### Document section
◆ ◆ ◆

However, not everyone in the scientific community is convinced that the methane Curiosity detected is coming from Mars. Kevin Zahnle, a scientist at NASA Ames Research Center, says that the measurements are behaving in a funny way — suddenly appearing and then disappearing. This indicates that the methane is coming from somewhere nearby, but he says it’s not from a Martian source. "There is a known local source of methane on Mars, and it’s the rover itself," says Zahnle. "So just from the Occam's razor perspective, you have to think that the methane is somehow coming from the rover."

The methane saga

Whether or not Mars' atmosphere holds methane has been hotly debated for decades. The drama began in 1969, when researchers at the University of California-Berkeley announced that NASA's Mariner 7 spacecraft flying past Mars had detected methane near the planet’s polar ice caps. Those findings were retracted a month later after it turned out the methane signal had actually been carbon dioxide coming off the polar ice — the spacecraft’s instrument wasn’t sensitive enough to distinguish between CO2 and methane.

This image shows concentrations of methane discovered on Mars by NASA researchers in 2003. (NASA)

Then, NASA researchers using ground-based telescopes said they had mapped multiple methane plumes coming off the Martian surface in 2003. They released an intricate map of these plumes, showing distinct areas of methane measuring 60 parts per billion; Earth's atmosphere is estimated to have nearly 2,000 parts per billion of methane.

Except there was a problem: the methane signatures didn’t last very long. By 2006 they had all but disappeared. That's perplexing since methane has a chemical lifetime of 300 years on Mars, which is how long it takes ultraviolet light from the Sun to break the molecule apart. Methane discovered in 2003 should still have been around a mere three years later.

Part of Curiosity’s mission goal was measuring methane

In 2004, the Mars Express — a satellite orbiting the planet — also detected methane in the atmosphere. The regions where the spacecraft found methane didn’t match up with the locations seen by ground-based telescopes, though. These inconsistencies led Zahnle and a group of researchers to conclude that there wasn’t definitive evidence for methane on Mars.

That’s why part of Curiosity’s mission goal was measuring methane. In theory, evidence of the gas detected on the Martian surface should be more reliable than detection from Earth or Mars orbit. The rover's engineers equipped the bot with the SAM instrument, which is specifically designed to search for chemical compounds of carbon — including methane.

But when Curiosity first arrived on Mars in 2012, SAM didn't pick up any methane coming from the Martian atmosphere for nearly a year.

◆ ◆ ◆

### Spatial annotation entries
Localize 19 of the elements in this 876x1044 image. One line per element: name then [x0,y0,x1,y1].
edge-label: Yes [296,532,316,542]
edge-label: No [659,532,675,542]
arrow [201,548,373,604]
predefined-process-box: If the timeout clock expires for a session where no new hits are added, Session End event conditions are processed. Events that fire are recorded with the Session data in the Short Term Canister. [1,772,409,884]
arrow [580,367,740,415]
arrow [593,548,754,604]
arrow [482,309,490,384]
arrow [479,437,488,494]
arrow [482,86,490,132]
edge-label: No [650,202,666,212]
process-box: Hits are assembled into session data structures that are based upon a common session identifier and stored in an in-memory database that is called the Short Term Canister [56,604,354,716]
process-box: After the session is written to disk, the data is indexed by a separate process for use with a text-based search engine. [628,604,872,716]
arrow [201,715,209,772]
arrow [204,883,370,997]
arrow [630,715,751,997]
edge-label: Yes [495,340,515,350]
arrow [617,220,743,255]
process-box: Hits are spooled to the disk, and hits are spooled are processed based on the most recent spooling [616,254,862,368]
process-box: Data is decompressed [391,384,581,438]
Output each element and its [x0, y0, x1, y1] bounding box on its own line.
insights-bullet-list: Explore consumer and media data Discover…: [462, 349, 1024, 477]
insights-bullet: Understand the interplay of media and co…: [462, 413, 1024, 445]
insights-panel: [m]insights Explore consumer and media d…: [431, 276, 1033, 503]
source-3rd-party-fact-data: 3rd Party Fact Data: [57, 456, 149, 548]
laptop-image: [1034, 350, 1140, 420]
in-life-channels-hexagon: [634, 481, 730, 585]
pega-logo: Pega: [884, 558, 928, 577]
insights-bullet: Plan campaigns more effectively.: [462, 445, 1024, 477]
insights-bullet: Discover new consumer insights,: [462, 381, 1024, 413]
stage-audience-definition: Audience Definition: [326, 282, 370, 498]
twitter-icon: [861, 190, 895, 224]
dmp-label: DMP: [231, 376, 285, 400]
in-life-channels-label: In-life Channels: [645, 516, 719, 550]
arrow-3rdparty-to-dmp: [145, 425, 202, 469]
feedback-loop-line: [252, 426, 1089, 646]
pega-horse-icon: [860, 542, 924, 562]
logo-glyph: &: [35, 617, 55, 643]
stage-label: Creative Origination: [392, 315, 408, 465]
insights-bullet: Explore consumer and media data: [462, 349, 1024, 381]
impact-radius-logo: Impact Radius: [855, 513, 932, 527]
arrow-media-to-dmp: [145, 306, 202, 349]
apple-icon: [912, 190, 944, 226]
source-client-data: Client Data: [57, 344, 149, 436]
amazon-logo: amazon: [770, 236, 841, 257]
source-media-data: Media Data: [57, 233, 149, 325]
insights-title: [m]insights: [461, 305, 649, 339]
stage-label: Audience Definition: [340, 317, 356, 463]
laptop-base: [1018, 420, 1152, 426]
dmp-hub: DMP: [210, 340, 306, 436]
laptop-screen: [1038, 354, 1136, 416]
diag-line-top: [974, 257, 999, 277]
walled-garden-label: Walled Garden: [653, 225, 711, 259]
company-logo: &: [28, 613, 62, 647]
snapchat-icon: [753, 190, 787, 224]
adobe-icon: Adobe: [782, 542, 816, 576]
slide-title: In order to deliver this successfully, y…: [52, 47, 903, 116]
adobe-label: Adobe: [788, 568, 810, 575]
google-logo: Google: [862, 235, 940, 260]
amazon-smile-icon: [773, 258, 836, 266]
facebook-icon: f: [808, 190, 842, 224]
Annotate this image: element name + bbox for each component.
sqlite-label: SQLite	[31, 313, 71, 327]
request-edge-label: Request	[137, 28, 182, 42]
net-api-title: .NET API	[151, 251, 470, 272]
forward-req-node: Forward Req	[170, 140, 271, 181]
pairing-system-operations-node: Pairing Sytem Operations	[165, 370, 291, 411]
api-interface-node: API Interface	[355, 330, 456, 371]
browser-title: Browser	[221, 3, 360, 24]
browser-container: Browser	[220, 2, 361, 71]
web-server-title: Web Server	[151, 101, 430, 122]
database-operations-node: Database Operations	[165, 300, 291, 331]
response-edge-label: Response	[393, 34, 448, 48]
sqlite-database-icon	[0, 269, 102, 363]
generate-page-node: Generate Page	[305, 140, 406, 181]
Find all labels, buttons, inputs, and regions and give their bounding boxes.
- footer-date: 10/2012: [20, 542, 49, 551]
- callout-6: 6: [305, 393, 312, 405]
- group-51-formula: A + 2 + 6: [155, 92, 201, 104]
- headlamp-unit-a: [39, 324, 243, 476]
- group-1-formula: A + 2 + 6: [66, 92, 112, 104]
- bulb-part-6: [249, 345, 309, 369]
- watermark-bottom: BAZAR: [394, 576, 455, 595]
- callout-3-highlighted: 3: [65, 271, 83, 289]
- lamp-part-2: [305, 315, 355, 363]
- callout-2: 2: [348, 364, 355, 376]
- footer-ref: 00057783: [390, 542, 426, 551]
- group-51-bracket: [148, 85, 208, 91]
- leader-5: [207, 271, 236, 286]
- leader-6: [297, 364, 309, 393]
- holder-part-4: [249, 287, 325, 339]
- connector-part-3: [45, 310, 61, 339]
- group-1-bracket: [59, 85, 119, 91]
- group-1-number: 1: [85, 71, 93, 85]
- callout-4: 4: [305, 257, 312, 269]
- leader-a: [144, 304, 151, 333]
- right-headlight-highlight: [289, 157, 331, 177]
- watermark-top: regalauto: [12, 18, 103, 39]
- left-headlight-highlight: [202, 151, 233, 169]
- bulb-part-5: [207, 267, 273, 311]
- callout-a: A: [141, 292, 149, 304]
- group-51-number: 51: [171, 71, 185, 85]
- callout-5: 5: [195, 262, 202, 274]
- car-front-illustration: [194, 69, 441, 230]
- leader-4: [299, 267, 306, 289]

◆ ◆ ◆

### Problems to work on
• a. In the Mars methane article, condense the paragraph that begins "Except there was a problem" into a short bulleted list that keeps its main facts.
• b. Continue the Mars methane article from the point where it stops.

### Expected results
• a.
- The methane signatures mapped in 2003 were short-lived and had nearly vanished by 2006.
- Methane has a chemical lifetime of 300 years on Mars, the time ultraviolet light from the Sun needs to break the molecule apart.
- Methane found in 2003 should therefore still have been present three years later.

• b.
A plume in bloom

Curiosity's SAM instrument consists of two chambers. One of them, the foreoptics chamber, generates a laser light that shines into the other, called the sample cell chamber. That sample chamber is filled with — yep — samples of Martian air. The laser then bounces back and forth between two mirrors inside the sample cell. The length of time it takes the laser to bounce between the mirrors tells the researchers what compounds — including methane — are found in the sample.

Curiosity's SAM instrument consists of two different chambers — the foreoptics chamber and the sample cell chamber. (NASA/JPL)

When the NASA research team first switched on the SAM instrument after Curiosity had landed, they detected high methane signals right away. But that methane came from Earth — a little bit of Florida’s air had come along with Curiosity for its ride, stowed away in the foreoptics chamber. So the researchers pumped out the chamber, leaving just a little bit of methane to act as a signal for comparison.

After that, SAM picked up very tiny signals of methane, at around 0.7 parts per billion. Webster says that was considered a "non-detection" in the science community. "The community was very disappointed," he says. "There were thousands of news stories claiming there was no life on Mars based on those measurements."

Then starting in late 2013, SAM measured four big methane spikes. Together the measurements averaged at 7 parts per billion — a fairly high value, and 10 times the previous reading. The spikes were detected over a period of two months before they disappeared, and SAM went back to picking up 0.7 parts per billion of methane. This led the researchers to believe that the rover had encountered one of the planet's mysterious methane plumes for a little while.

Was it just a leak?

Curiosity is currently located in Gale Crater. (NASA)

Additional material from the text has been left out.